• [What to work on] Retype all of the data. Every line must match exactly.

• [Given information]
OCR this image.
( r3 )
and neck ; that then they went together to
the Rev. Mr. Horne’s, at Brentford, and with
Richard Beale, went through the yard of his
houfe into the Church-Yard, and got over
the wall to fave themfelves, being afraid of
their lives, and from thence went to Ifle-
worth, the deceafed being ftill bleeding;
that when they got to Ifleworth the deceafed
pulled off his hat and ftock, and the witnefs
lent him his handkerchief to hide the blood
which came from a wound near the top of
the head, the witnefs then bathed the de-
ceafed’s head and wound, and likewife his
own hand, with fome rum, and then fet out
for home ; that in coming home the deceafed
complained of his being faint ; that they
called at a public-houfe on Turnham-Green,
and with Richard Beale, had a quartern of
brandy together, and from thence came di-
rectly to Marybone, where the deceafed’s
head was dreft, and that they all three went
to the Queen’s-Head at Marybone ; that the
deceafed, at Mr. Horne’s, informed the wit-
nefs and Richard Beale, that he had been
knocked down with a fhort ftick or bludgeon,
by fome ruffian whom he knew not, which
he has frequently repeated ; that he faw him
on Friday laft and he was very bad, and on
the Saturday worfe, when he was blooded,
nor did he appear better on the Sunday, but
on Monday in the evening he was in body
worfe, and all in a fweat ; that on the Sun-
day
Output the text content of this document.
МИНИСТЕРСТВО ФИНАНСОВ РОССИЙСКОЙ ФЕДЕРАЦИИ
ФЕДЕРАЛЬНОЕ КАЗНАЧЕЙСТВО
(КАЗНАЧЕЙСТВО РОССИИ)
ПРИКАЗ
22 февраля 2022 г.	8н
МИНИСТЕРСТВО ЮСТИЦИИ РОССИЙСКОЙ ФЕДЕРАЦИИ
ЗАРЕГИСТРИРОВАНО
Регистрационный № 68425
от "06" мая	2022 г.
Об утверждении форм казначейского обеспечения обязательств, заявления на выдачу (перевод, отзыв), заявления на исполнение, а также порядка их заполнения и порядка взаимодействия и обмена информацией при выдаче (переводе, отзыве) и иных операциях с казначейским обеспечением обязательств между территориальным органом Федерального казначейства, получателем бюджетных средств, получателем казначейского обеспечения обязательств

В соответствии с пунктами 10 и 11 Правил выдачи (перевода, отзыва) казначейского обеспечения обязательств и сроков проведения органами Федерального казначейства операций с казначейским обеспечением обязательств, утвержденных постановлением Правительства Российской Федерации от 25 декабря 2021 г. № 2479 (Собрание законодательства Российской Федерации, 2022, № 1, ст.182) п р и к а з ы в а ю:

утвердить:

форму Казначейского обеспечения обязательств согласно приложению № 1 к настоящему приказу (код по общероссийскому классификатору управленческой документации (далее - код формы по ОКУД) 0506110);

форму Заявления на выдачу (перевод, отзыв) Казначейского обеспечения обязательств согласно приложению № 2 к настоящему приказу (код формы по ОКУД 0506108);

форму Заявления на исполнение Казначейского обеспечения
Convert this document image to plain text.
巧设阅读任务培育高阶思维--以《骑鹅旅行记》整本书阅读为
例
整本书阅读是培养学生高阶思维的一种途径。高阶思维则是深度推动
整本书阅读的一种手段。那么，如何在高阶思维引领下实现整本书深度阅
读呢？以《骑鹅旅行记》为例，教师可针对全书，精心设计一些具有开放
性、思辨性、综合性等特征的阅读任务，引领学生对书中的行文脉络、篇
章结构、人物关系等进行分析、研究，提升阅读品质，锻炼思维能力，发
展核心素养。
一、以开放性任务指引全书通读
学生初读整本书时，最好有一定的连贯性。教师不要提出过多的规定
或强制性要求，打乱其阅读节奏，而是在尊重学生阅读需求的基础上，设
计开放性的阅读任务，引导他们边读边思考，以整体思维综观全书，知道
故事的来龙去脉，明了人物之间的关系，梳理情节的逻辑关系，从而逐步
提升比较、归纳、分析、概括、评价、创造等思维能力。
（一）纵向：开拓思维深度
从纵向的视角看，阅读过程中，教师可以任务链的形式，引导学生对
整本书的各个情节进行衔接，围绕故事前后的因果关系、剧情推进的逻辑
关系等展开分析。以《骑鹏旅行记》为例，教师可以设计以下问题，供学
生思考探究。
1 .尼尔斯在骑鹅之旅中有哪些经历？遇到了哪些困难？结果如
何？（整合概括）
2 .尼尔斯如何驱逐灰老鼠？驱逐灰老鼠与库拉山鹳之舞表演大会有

• [Output for this task]
OCR this image.
( r3 )
and neck ; that then they went together to
the Rev. Mr. Horne’s, at Brentford, and with
Richard Beale, went through the yard of his
houfe into the Church-Yard, and got over
the wall to fave themfelves, being afraid of
their lives, and from thence went to Ifle-
worth, the deceafed being ftill bleeding;
that when they got to Ifleworth the deceafed
pulled off his hat and ftock, and the witnefs
lent him his handkerchief to hide the blood
which came from a wound near the top of
the head, the witnefs then bathed the de-
ceafed’s head and wound, and likewife his
own hand, with fome rum, and then fet out
for home ; that in coming home the deceafed
complained of his being faint ; that they
called at a public-houfe on Turnham-Green,
and with Richard Beale, had a quartern of
brandy together, and from thence came di-
rectly to Marybone, where the deceafed’s
head was dreft, and that they all three went
to the Queen’s-Head at Marybone ; that the
deceafed, at Mr. Horne’s, informed the wit-
nefs and Richard Beale, that he had been
knocked down with a fhort ftick or bludgeon,
by fome ruffian whom he knew not, which
he has frequently repeated ; that he faw him
on Friday laft and he was very bad, and on
the Saturday worfe, when he was blooded,
nor did he appear better on the Sunday, but
on Monday in the evening he was in body
worfe, and all in a fweat ; that on the Sun-
day
Output the text content of this document.
МИНИСТЕРСТВО ФИНАНСОВ РОССИЙСКОЙ ФЕДЕРАЦИИ
ФЕДЕРАЛЬНОЕ КАЗНАЧЕЙСТВО
(КАЗНАЧЕЙСТВО РОССИИ)
ПРИКАЗ
22 февраля 2022 г.	8н
МИНИСТЕРСТВО ЮСТИЦИИ РОССИЙСКОЙ ФЕДЕРАЦИИ
ЗАРЕГИСТРИРОВАНО
Регистрационный № 68425
от "06" мая	2022 г.
Об утверждении форм казначейского обеспечения обязательств, заявления на выдачу (перевод, отзыв), заявления на исполнение, а также порядка их заполнения и порядка взаимодействия и обмена информацией при выдаче (переводе, отзыве) и иных операциях с казначейским обеспечением обязательств между территориальным органом Федерального казначейства, получателем бюджетных средств, получателем казначейского обеспечения обязательств

В соответствии с пунктами 10 и 11 Правил выдачи (перевода, отзыва) казначейского обеспечения обязательств и сроков проведения органами Федерального казначейства операций с казначейским обеспечением обязательств, утвержденных постановлением Правительства Российской Федерации от 25 декабря 2021 г. № 2479 (Собрание законодательства Российской Федерации, 2022, № 1, ст.182) п р и к а з ы в а ю:

утвердить:

форму Казначейского обеспечения обязательств согласно приложению № 1 к настоящему приказу (код по общероссийскому классификатору управленческой документации (далее - код формы по ОКУД) 0506110);

форму Заявления на выдачу (перевод, отзыв) Казначейского обеспечения обязательств согласно приложению № 2 к настоящему приказу (код формы по ОКУД 0506108);

форму Заявления на исполнение Казначейского обеспечения
Convert this document image to plain text.
巧设阅读任务培育高阶思维--以《骑鹅旅行记》整本书阅读为
例
整本书阅读是培养学生高阶思维的一种途径。高阶思维则是深度推动
整本书阅读的一种手段。那么，如何在高阶思维引领下实现整本书深度阅
读呢？以《骑鹅旅行记》为例，教师可针对全书，精心设计一些具有开放
性、思辨性、综合性等特征的阅读任务，引领学生对书中的行文脉络、篇
章结构、人物关系等进行分析、研究，提升阅读品质，锻炼思维能力，发
展核心素养。
一、以开放性任务指引全书通读
学生初读整本书时，最好有一定的连贯性。教师不要提出过多的规定
或强制性要求，打乱其阅读节奏，而是在尊重学生阅读需求的基础上，设
计开放性的阅读任务，引导他们边读边思考，以整体思维综观全书，知道
故事的来龙去脉，明了人物之间的关系，梳理情节的逻辑关系，从而逐步
提升比较、归纳、分析、概括、评价、创造等思维能力。
（一）纵向：开拓思维深度
从纵向的视角看，阅读过程中，教师可以任务链的形式，引导学生对
整本书的各个情节进行衔接，围绕故事前后的因果关系、剧情推进的逻辑
关系等展开分析。以《骑鹏旅行记》为例，教师可以设计以下问题，供学
生思考探究。
1 .尼尔斯在骑鹅之旅中有哪些经历？遇到了哪些困难？结果如
何？（整合概括）
2 .尼尔斯如何驱逐灰老鼠？驱逐灰老鼠与库拉山鹳之舞表演大会有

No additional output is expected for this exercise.